* Begin Source material *

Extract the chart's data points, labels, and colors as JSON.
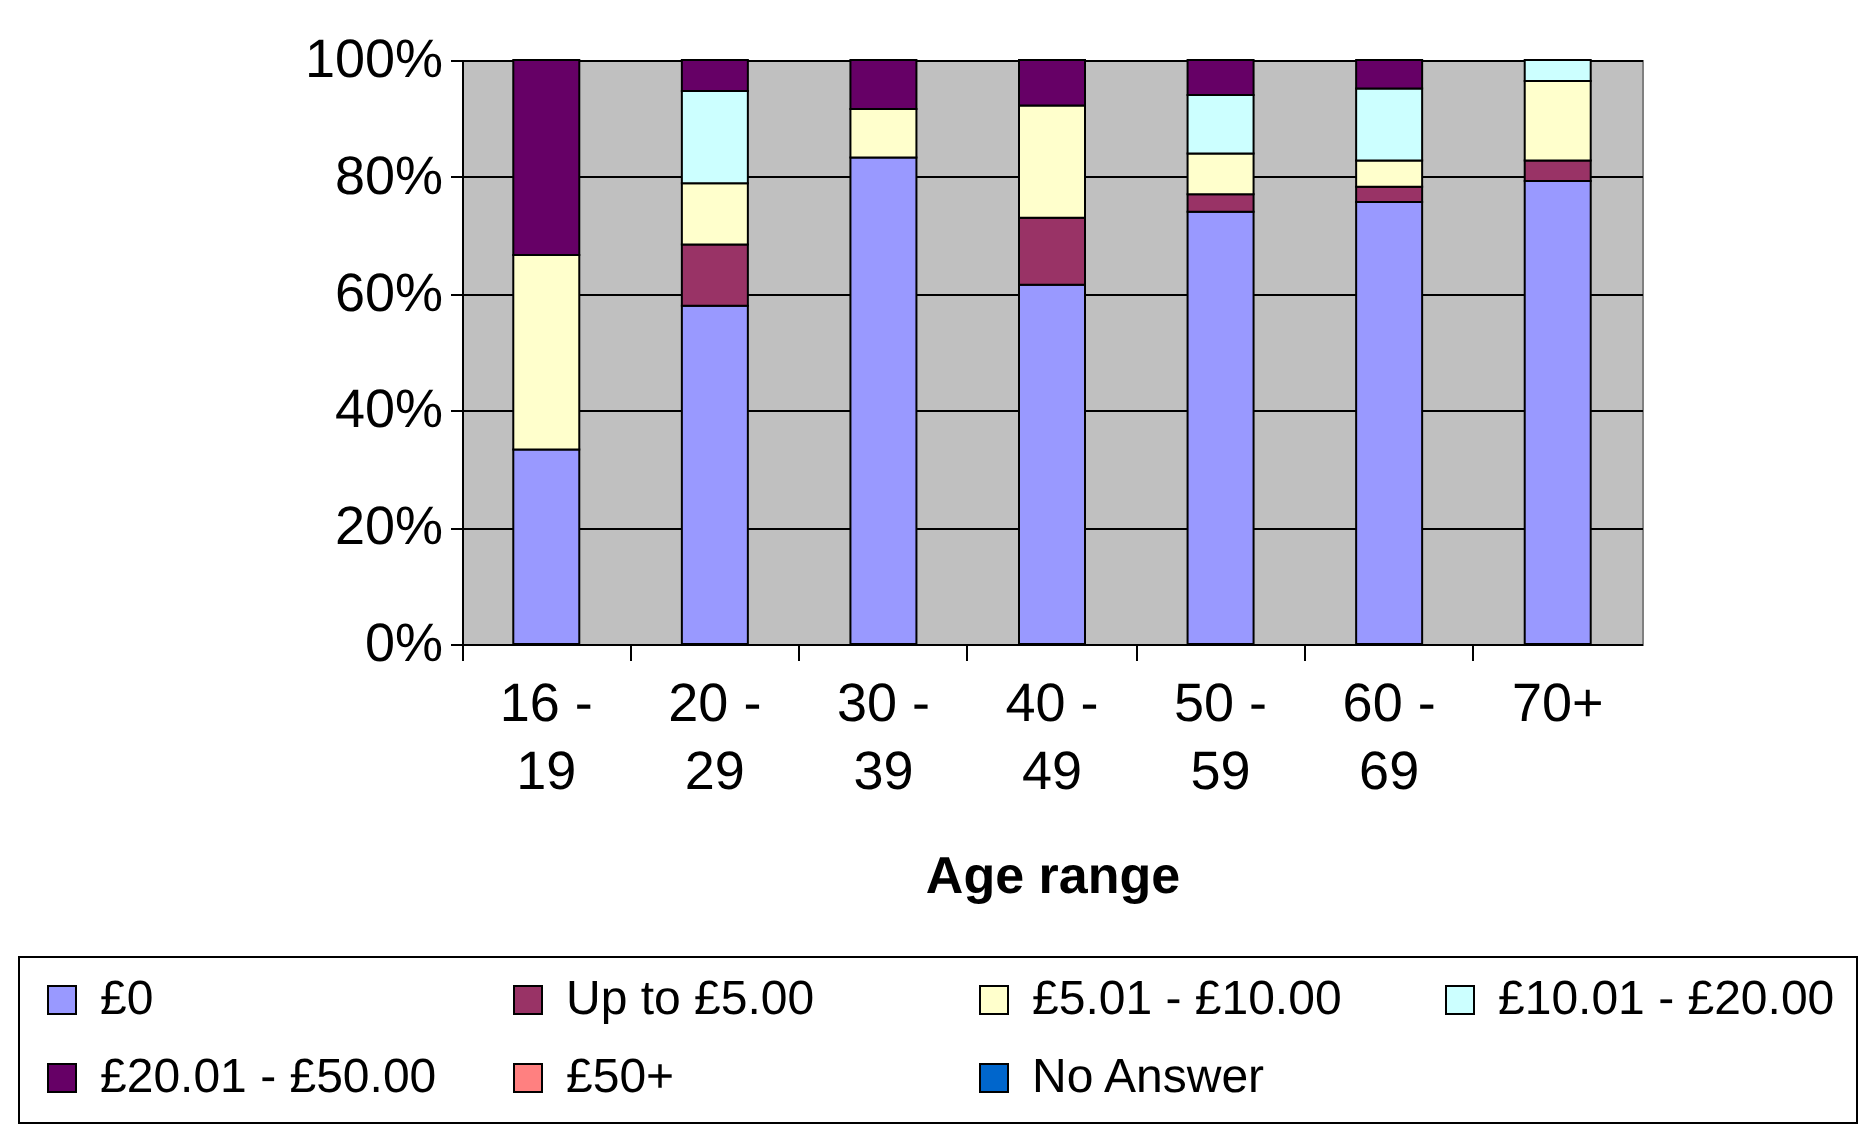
{
  "chart_data": {
    "type": "bar",
    "stacked": true,
    "xlabel": "Age range",
    "categories": [
      "16 - 19",
      "20 - 29",
      "30 - 39",
      "40 - 49",
      "50 - 59",
      "60 - 69",
      "70+"
    ],
    "series": [
      {
        "name": "£0",
        "color": "#9999ff",
        "values": [
          33.3,
          57.9,
          83.3,
          61.5,
          74,
          75.7,
          79.3
        ]
      },
      {
        "name": "Up to £5.00",
        "color": "#993366",
        "values": [
          0,
          10.5,
          0,
          11.5,
          3,
          2.6,
          3.5
        ]
      },
      {
        "name": "£5.01 - £10.00",
        "color": "#ffffcc",
        "values": [
          33.3,
          10.5,
          8.3,
          19.2,
          7,
          4.5,
          13.6
        ]
      },
      {
        "name": "£10.01 - £20.00",
        "color": "#ccffff",
        "values": [
          0,
          15.8,
          0,
          0,
          10,
          12.3,
          3.6
        ]
      },
      {
        "name": "£20.01 - £50.00",
        "color": "#660066",
        "values": [
          33.4,
          5.3,
          8.4,
          7.8,
          6,
          4.9,
          0
        ]
      },
      {
        "name": "£50+",
        "color": "#ff8080",
        "values": [
          0,
          0,
          0,
          0,
          0,
          0,
          0
        ]
      },
      {
        "name": "No Answer",
        "color": "#0066cc",
        "values": [
          0,
          0,
          0,
          0,
          0,
          0,
          0
        ]
      }
    ],
    "ylim": [
      0,
      100
    ],
    "yticks": [
      {
        "value": 0,
        "label": "0%"
      },
      {
        "value": 20,
        "label": "20%"
      },
      {
        "value": 40,
        "label": "40%"
      },
      {
        "value": 60,
        "label": "60%"
      },
      {
        "value": 80,
        "label": "80%"
      },
      {
        "value": 100,
        "label": "100%"
      }
    ],
    "grid": "y",
    "legend": "bottom"
  }
}
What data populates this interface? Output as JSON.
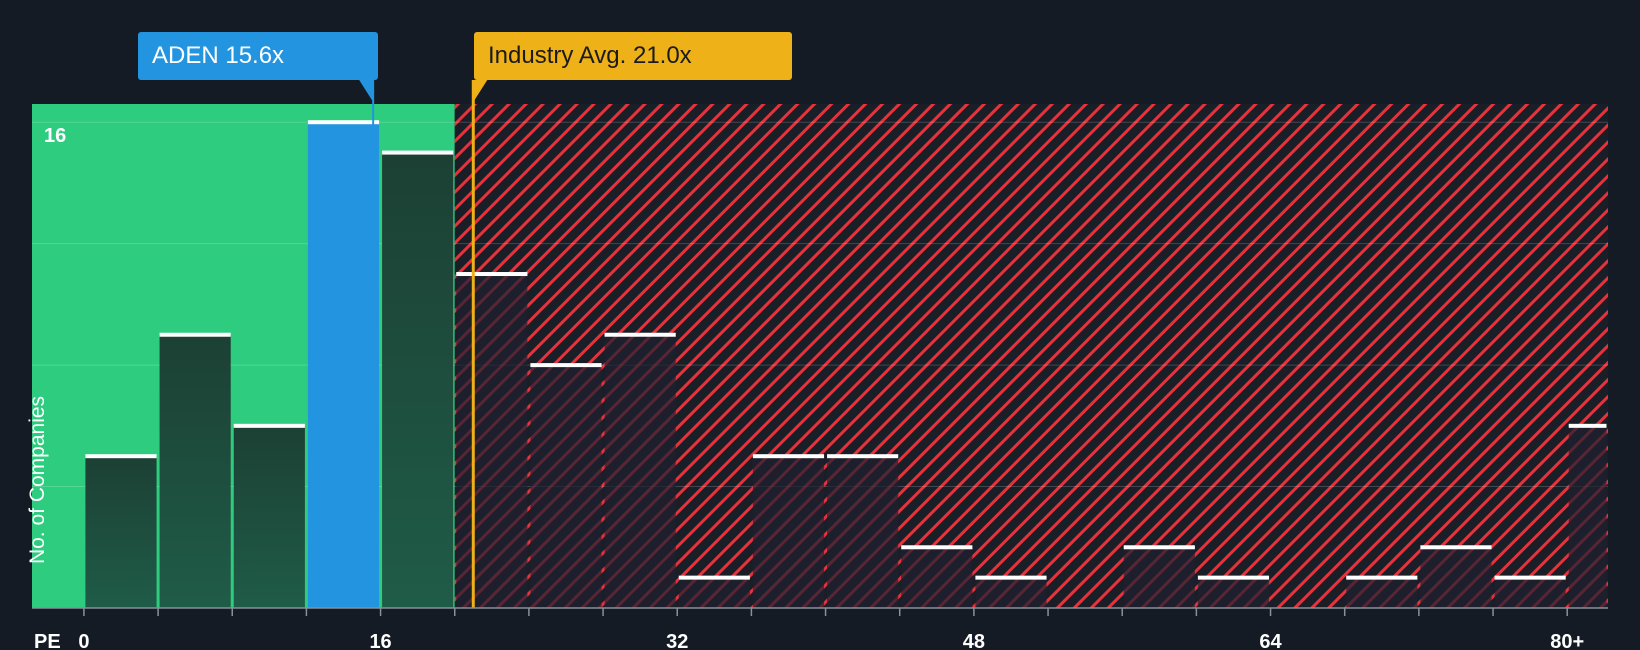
{
  "chart_data": {
    "type": "bar",
    "metric_label": "PE",
    "ylabel": "No. of Companies",
    "x_tick_labels": [
      "0",
      "16",
      "32",
      "48",
      "64",
      "80+"
    ],
    "x_tick_values": [
      0,
      16,
      32,
      48,
      64,
      80
    ],
    "x_range": [
      -2.8,
      82.2
    ],
    "y_range": [
      0,
      16.6
    ],
    "y_tick_values": [
      0,
      4,
      8,
      12,
      16
    ],
    "y_tick_labels_shown": [
      "16"
    ],
    "bin_width": 4,
    "bins": [
      {
        "x0": 0,
        "x1": 4,
        "count": 5
      },
      {
        "x0": 4,
        "x1": 8,
        "count": 9
      },
      {
        "x0": 8,
        "x1": 12,
        "count": 6
      },
      {
        "x0": 12,
        "x1": 16,
        "count": 16
      },
      {
        "x0": 16,
        "x1": 20,
        "count": 15
      },
      {
        "x0": 20,
        "x1": 24,
        "count": 11
      },
      {
        "x0": 24,
        "x1": 28,
        "count": 8
      },
      {
        "x0": 28,
        "x1": 32,
        "count": 9
      },
      {
        "x0": 32,
        "x1": 36,
        "count": 1
      },
      {
        "x0": 36,
        "x1": 40,
        "count": 5
      },
      {
        "x0": 40,
        "x1": 44,
        "count": 5
      },
      {
        "x0": 44,
        "x1": 48,
        "count": 2
      },
      {
        "x0": 48,
        "x1": 52,
        "count": 1
      },
      {
        "x0": 52,
        "x1": 56,
        "count": 0
      },
      {
        "x0": 56,
        "x1": 60,
        "count": 2
      },
      {
        "x0": 60,
        "x1": 64,
        "count": 1
      },
      {
        "x0": 64,
        "x1": 68,
        "count": 0
      },
      {
        "x0": 68,
        "x1": 72,
        "count": 1
      },
      {
        "x0": 72,
        "x1": 76,
        "count": 2
      },
      {
        "x0": 76,
        "x1": 80,
        "count": 1
      },
      {
        "x0": 80,
        "x1": 82.2,
        "count": 6
      }
    ],
    "company": {
      "label": "ADEN 15.6x",
      "value": 15.6,
      "color": "#2394e0"
    },
    "industry_avg": {
      "label": "Industry Avg. 21.0x",
      "value": 21.0,
      "color": "#efb118"
    },
    "colors": {
      "background": "#151b24",
      "fair_zone": "#2ecc7f",
      "overvalued_zone": "#e8323b",
      "bar_dark": "#1e4a3e",
      "bar_top": "#ffffff"
    }
  }
}
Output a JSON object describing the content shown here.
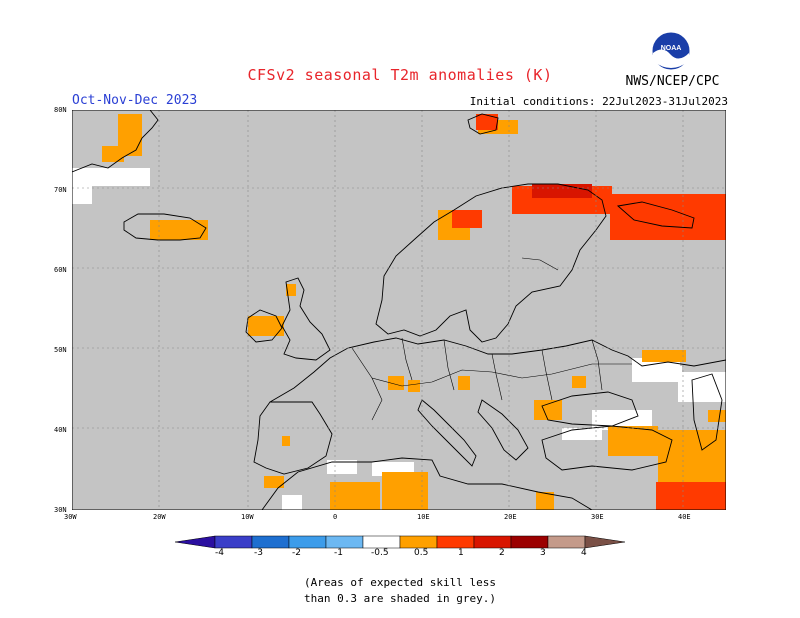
{
  "header": {
    "title": "CFSv2 seasonal T2m anomalies (K)",
    "season": "Oct-Nov-Dec 2023",
    "initial_conditions": "Initial conditions: 22Jul2023-31Jul2023",
    "agency": "NWS/NCEP/CPC",
    "logo_text": "NOAA"
  },
  "map": {
    "region": "Europe",
    "lat_labels": [
      "80N",
      "70N",
      "60N",
      "50N",
      "40N",
      "30N"
    ],
    "lon_labels": [
      "30W",
      "20W",
      "10W",
      "0",
      "10E",
      "20E",
      "30E",
      "40E"
    ],
    "grey_meaning": "skill less than 0.3"
  },
  "colorbar": {
    "labels": [
      "-4",
      "-3",
      "-2",
      "-1",
      "-0.5",
      "0.5",
      "1",
      "2",
      "3",
      "4"
    ],
    "colors": [
      "#2b0fa0",
      "#3a3ec8",
      "#1e6fd0",
      "#3c9cea",
      "#6cb8f2",
      "#ffffff",
      "#ffa000",
      "#ff3a00",
      "#d81500",
      "#9b0000",
      "#c49a8a",
      "#7a5046"
    ]
  },
  "footnote": {
    "line1": "(Areas of expected skill less",
    "line2": "than 0.3 are shaded in grey.)"
  }
}
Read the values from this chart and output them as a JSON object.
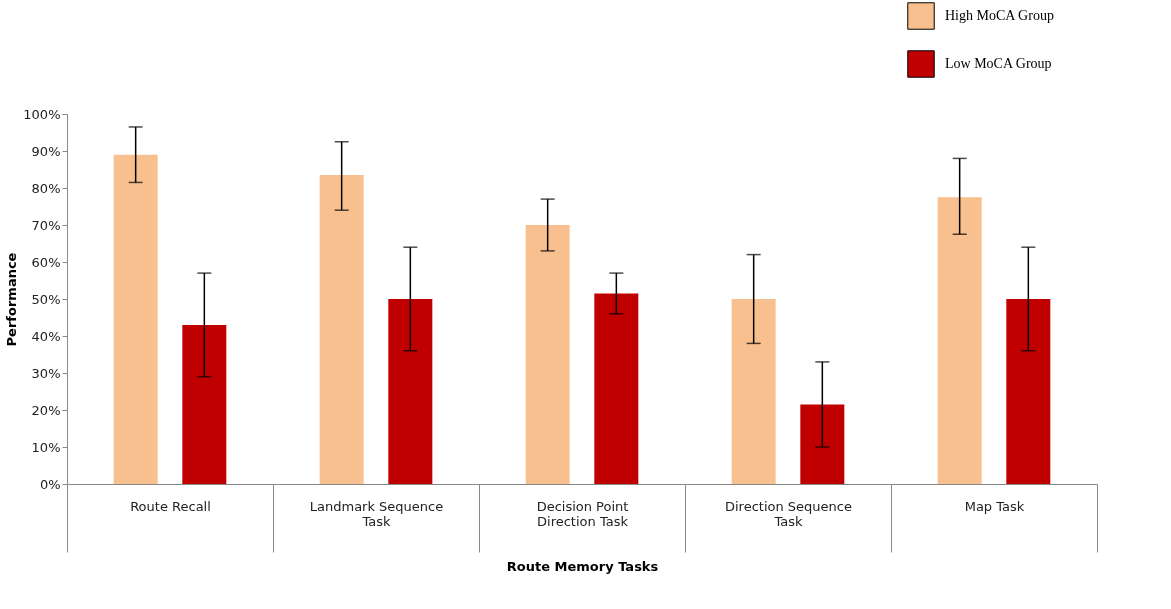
{
  "chart_data": {
    "type": "bar",
    "xlabel": "Route Memory Tasks",
    "ylabel": "Performance",
    "categories": [
      "Route Recall",
      "Landmark Sequence Task",
      "Decision Point Direction Task",
      "Direction Sequence Task",
      "Map Task"
    ],
    "series": [
      {
        "name": "High MoCA Group",
        "color": "#f9c08f",
        "values": [
          89,
          83.5,
          70,
          50,
          77.5
        ],
        "errors": [
          [
            81.5,
            96.5
          ],
          [
            74,
            92.5
          ],
          [
            63,
            77
          ],
          [
            38,
            62
          ],
          [
            67.5,
            88
          ]
        ]
      },
      {
        "name": "Low MoCA Group",
        "color": "#c00000",
        "values": [
          43,
          50,
          51.5,
          21.5,
          50
        ],
        "errors": [
          [
            29,
            57
          ],
          [
            36,
            64
          ],
          [
            46,
            57
          ],
          [
            10,
            33
          ],
          [
            36,
            64
          ]
        ]
      }
    ],
    "ylim": [
      0,
      100
    ],
    "yticks": [
      {
        "value": 0,
        "label": "0%"
      },
      {
        "value": 10,
        "label": "10%"
      },
      {
        "value": 20,
        "label": "20%"
      },
      {
        "value": 30,
        "label": "30%"
      },
      {
        "value": 40,
        "label": "40%"
      },
      {
        "value": 50,
        "label": "50%"
      },
      {
        "value": 60,
        "label": "60%"
      },
      {
        "value": 70,
        "label": "70%"
      },
      {
        "value": 80,
        "label": "80%"
      },
      {
        "value": 90,
        "label": "90%"
      },
      {
        "value": 100,
        "label": "100%"
      }
    ],
    "grid": false,
    "legend": "top right"
  }
}
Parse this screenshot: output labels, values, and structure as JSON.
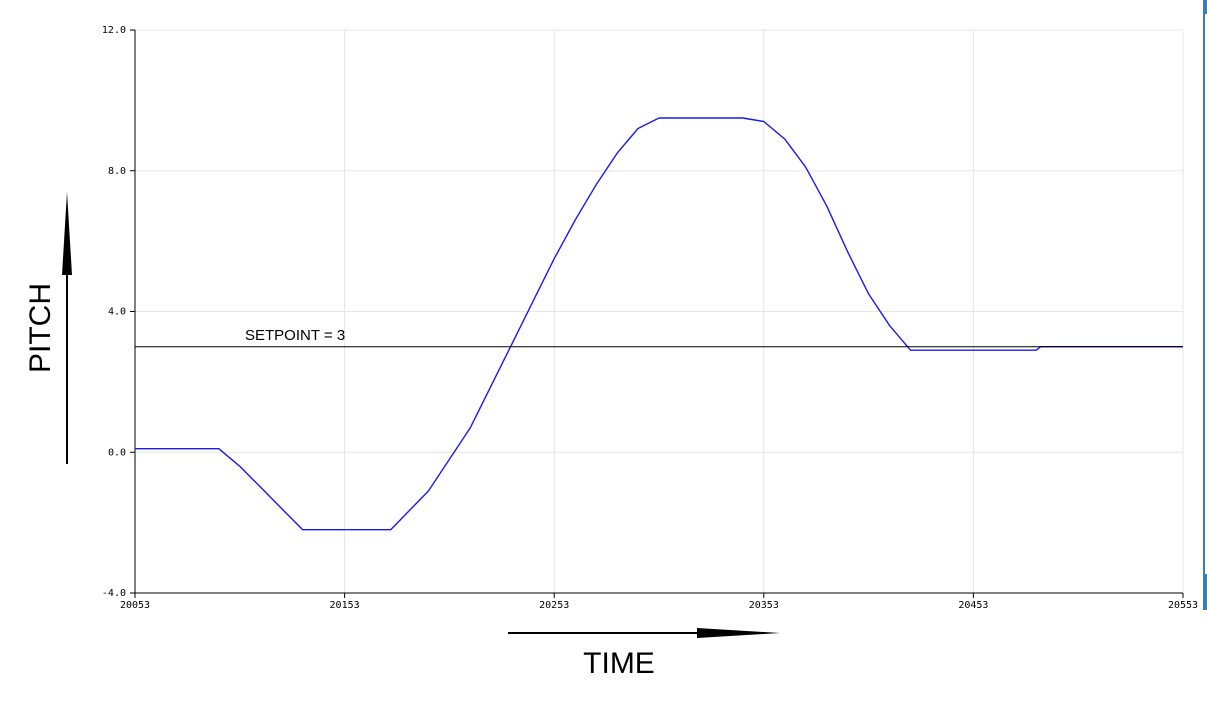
{
  "chart_data": {
    "type": "line",
    "xlabel": "TIME",
    "ylabel": "PITCH",
    "xlim": [
      20053,
      20553
    ],
    "ylim": [
      -4.0,
      12.0
    ],
    "x_ticks": [
      "20053",
      "20153",
      "20253",
      "20353",
      "20453",
      "20553"
    ],
    "y_ticks": [
      "12.0",
      "8.0",
      "4.0",
      "0.0",
      "-4.0"
    ],
    "grid": true,
    "annotations": [
      {
        "text": "SETPOINT = 3"
      }
    ],
    "series": [
      {
        "color": "#1a1aee",
        "x": [
          20053,
          20093,
          20103,
          20113,
          20123,
          20133,
          20143,
          20160,
          20175,
          20193,
          20213,
          20223,
          20233,
          20243,
          20253,
          20263,
          20273,
          20283,
          20293,
          20303,
          20313,
          20330,
          20343,
          20353,
          20363,
          20373,
          20383,
          20393,
          20403,
          20413,
          20423,
          20433,
          20483,
          20485,
          20553
        ],
        "y": [
          0.1,
          0.1,
          -0.4,
          -1.0,
          -1.6,
          -2.2,
          -2.2,
          -2.2,
          -2.2,
          -1.1,
          0.7,
          1.9,
          3.1,
          4.3,
          5.5,
          6.6,
          7.6,
          8.5,
          9.2,
          9.5,
          9.5,
          9.5,
          9.5,
          9.4,
          8.9,
          8.1,
          7.0,
          5.7,
          4.5,
          3.6,
          2.9,
          2.9,
          2.9,
          3.0,
          3.0
        ]
      },
      {
        "color": "#000000",
        "x": [
          20053,
          20553
        ],
        "y": [
          3.0,
          3.0
        ]
      }
    ]
  }
}
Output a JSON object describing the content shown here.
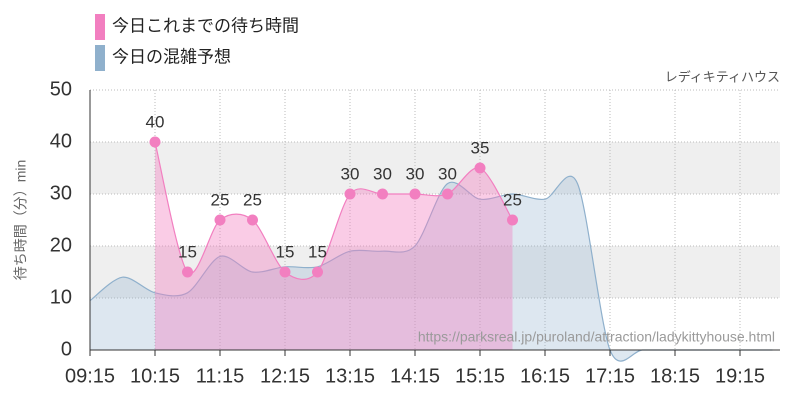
{
  "chart_data": {
    "type": "area",
    "annotation": "レディキティハウス",
    "watermark": "https://parksreal.jp/puroland/attraction/ladykittyhouse.html",
    "y_label": "待ち時間（分）min",
    "categories": [
      "09:15",
      null,
      "10:15",
      null,
      "11:15",
      null,
      "12:15",
      null,
      "13:15",
      null,
      "14:15",
      null,
      "15:15",
      null,
      "16:15",
      null,
      "17:15",
      null,
      "18:15",
      null,
      "19:15",
      null
    ],
    "series": [
      {
        "name": "今日の混雑予想",
        "color": "#8fb0cc",
        "values": [
          9.5,
          14,
          11,
          11,
          18,
          15,
          16,
          16,
          19,
          19,
          20,
          32,
          29,
          30,
          29,
          32,
          0,
          0,
          0,
          0,
          0,
          0
        ]
      },
      {
        "name": "今日これまでの待ち時間",
        "color": "#f27fc0",
        "values": [
          null,
          null,
          40,
          15,
          25,
          25,
          15,
          15,
          30,
          30,
          30,
          30,
          35,
          25,
          null,
          null,
          null,
          null,
          null,
          null,
          null,
          null
        ]
      }
    ],
    "ylim": [
      0,
      50
    ],
    "yticks": [
      0,
      10,
      20,
      30,
      40,
      50
    ],
    "grid": true
  }
}
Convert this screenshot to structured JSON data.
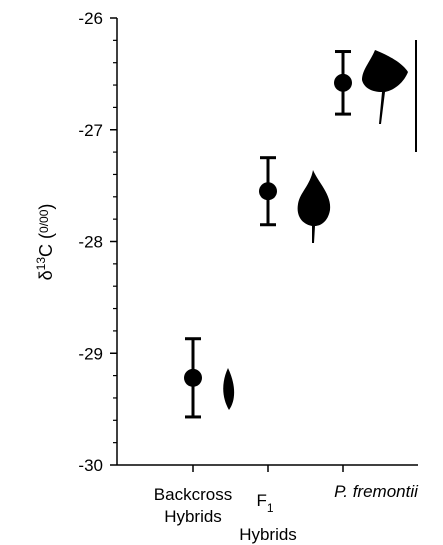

* End Source material *

**Written task:** Copy every line of the listing where the word "Sequence" appears.

**Solution to the exercise:**
      "Landmark Sequence Task",
      "Direction Sequence Task",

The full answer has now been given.